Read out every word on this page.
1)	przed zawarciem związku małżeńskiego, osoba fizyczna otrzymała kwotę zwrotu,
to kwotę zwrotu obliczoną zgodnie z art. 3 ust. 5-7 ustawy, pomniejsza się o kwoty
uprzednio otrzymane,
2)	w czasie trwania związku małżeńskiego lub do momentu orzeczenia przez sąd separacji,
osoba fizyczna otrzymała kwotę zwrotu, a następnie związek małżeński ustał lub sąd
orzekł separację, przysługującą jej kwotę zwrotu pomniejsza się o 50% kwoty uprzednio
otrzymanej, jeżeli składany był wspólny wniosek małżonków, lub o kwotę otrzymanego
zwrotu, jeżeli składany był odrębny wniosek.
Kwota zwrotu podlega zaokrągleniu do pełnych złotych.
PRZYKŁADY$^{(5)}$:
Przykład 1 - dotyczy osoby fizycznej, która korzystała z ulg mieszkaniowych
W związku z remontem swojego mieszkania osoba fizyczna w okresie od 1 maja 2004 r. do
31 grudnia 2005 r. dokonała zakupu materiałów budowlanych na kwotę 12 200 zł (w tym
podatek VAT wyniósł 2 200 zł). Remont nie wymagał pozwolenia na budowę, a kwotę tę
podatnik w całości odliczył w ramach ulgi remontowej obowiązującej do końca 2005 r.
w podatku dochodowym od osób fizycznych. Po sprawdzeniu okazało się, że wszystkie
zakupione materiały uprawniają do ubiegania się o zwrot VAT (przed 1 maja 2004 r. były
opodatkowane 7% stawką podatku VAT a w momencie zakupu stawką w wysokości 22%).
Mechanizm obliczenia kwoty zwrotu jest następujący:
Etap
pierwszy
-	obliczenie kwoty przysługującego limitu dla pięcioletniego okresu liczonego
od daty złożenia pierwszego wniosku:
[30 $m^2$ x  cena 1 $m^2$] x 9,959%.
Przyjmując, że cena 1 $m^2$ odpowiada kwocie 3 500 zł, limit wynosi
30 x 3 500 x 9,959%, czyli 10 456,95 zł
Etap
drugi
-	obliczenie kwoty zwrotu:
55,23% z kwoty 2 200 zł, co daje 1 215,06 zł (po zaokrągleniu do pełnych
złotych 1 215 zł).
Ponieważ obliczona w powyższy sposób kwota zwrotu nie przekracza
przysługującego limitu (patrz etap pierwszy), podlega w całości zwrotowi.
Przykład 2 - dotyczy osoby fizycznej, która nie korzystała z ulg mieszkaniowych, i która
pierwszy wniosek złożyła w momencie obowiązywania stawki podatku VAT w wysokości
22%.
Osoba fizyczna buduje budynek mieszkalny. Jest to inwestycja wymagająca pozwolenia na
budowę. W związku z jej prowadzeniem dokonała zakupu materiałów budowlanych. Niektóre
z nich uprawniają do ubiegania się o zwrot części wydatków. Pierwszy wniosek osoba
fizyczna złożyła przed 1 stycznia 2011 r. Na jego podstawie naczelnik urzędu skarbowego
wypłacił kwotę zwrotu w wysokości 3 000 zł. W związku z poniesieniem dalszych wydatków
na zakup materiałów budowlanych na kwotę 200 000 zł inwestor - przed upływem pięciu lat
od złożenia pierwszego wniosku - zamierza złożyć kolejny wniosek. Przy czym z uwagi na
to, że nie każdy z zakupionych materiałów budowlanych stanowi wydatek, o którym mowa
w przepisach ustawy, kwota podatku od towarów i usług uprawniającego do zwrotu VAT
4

· · · ·

* [YOUR INSTRUCTIONS] Transcribe all of the material exactly. Omit nothing.

* [FINAL ANSWER]
Read out every word on this page.
1)	przed zawarciem związku małżeńskiego, osoba fizyczna otrzymała kwotę zwrotu,
to kwotę zwrotu obliczoną zgodnie z art. 3 ust. 5-7 ustawy, pomniejsza się o kwoty
uprzednio otrzymane,
2)	w czasie trwania związku małżeńskiego lub do momentu orzeczenia przez sąd separacji,
osoba fizyczna otrzymała kwotę zwrotu, a następnie związek małżeński ustał lub sąd
orzekł separację, przysługującą jej kwotę zwrotu pomniejsza się o 50% kwoty uprzednio
otrzymanej, jeżeli składany był wspólny wniosek małżonków, lub o kwotę otrzymanego
zwrotu, jeżeli składany był odrębny wniosek.
Kwota zwrotu podlega zaokrągleniu do pełnych złotych.
PRZYKŁADY$^{(5)}$:
Przykład 1 - dotyczy osoby fizycznej, która korzystała z ulg mieszkaniowych
W związku z remontem swojego mieszkania osoba fizyczna w okresie od 1 maja 2004 r. do
31 grudnia 2005 r. dokonała zakupu materiałów budowlanych na kwotę 12 200 zł (w tym
podatek VAT wyniósł 2 200 zł). Remont nie wymagał pozwolenia na budowę, a kwotę tę
podatnik w całości odliczył w ramach ulgi remontowej obowiązującej do końca 2005 r.
w podatku dochodowym od osób fizycznych. Po sprawdzeniu okazało się, że wszystkie
zakupione materiały uprawniają do ubiegania się o zwrot VAT (przed 1 maja 2004 r. były
opodatkowane 7% stawką podatku VAT a w momencie zakupu stawką w wysokości 22%).
Mechanizm obliczenia kwoty zwrotu jest następujący:
Etap
pierwszy
-	obliczenie kwoty przysługującego limitu dla pięcioletniego okresu liczonego
od daty złożenia pierwszego wniosku:
[30 $m^2$ x  cena 1 $m^2$] x 9,959%.
Przyjmując, że cena 1 $m^2$ odpowiada kwocie 3 500 zł, limit wynosi
30 x 3 500 x 9,959%, czyli 10 456,95 zł
Etap
drugi
-	obliczenie kwoty zwrotu:
55,23% z kwoty 2 200 zł, co daje 1 215,06 zł (po zaokrągleniu do pełnych
złotych 1 215 zł).
Ponieważ obliczona w powyższy sposób kwota zwrotu nie przekracza
przysługującego limitu (patrz etap pierwszy), podlega w całości zwrotowi.
Przykład 2 - dotyczy osoby fizycznej, która nie korzystała z ulg mieszkaniowych, i która
pierwszy wniosek złożyła w momencie obowiązywania stawki podatku VAT w wysokości
22%.
Osoba fizyczna buduje budynek mieszkalny. Jest to inwestycja wymagająca pozwolenia na
budowę. W związku z jej prowadzeniem dokonała zakupu materiałów budowlanych. Niektóre
z nich uprawniają do ubiegania się o zwrot części wydatków. Pierwszy wniosek osoba
fizyczna złożyła przed 1 stycznia 2011 r. Na jego podstawie naczelnik urzędu skarbowego
wypłacił kwotę zwrotu w wysokości 3 000 zł. W związku z poniesieniem dalszych wydatków
na zakup materiałów budowlanych na kwotę 200 000 zł inwestor - przed upływem pięciu lat
od złożenia pierwszego wniosku - zamierza złożyć kolejny wniosek. Przy czym z uwagi na
to, że nie każdy z zakupionych materiałów budowlanych stanowi wydatek, o którym mowa
w przepisach ustawy, kwota podatku od towarów i usług uprawniającego do zwrotu VAT
4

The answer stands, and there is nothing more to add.